### [EXERCISE DIRECTIONS]
Copy out all the data, word for word.

### [MATERIAL]
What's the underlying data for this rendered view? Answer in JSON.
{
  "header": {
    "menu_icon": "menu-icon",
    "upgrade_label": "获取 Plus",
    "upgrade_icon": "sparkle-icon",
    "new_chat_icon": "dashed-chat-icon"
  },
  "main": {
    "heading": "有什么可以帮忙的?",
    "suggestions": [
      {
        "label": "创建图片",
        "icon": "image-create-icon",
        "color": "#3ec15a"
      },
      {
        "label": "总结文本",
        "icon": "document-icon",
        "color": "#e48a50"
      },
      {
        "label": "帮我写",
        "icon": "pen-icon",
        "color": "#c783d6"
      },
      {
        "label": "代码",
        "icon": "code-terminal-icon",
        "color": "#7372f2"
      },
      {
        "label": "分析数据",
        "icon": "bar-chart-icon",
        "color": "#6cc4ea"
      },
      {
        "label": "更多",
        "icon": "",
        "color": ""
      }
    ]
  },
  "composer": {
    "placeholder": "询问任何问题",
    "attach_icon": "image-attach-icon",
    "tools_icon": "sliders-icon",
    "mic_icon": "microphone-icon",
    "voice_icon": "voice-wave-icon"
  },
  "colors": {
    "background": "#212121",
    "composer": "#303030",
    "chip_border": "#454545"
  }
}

### [SOLUTION TO THIS EXERCISE]
What's the underlying data for this rendered view? Answer in JSON.
{
  "header": {
    "menu_icon": "menu-icon",
    "upgrade_label": "获取 Plus",
    "upgrade_icon": "sparkle-icon",
    "new_chat_icon": "dashed-chat-icon"
  },
  "main": {
    "heading": "有什么可以帮忙的?",
    "suggestions": [
      {
        "label": "创建图片",
        "icon": "image-create-icon",
        "color": "#3ec15a"
      },
      {
        "label": "总结文本",
        "icon": "document-icon",
        "color": "#e48a50"
      },
      {
        "label": "帮我写",
        "icon": "pen-icon",
        "color": "#c783d6"
      },
      {
        "label": "代码",
        "icon": "code-terminal-icon",
        "color": "#7372f2"
      },
      {
        "label": "分析数据",
        "icon": "bar-chart-icon",
        "color": "#6cc4ea"
      },
      {
        "label": "更多",
        "icon": "",
        "color": ""
      }
    ]
  },
  "composer": {
    "placeholder": "询问任何问题",
    "attach_icon": "image-attach-icon",
    "tools_icon": "sliders-icon",
    "mic_icon": "microphone-icon",
    "voice_icon": "voice-wave-icon"
  },
  "colors": {
    "background": "#212121",
    "composer": "#303030",
    "chip_border": "#454545"
  }
}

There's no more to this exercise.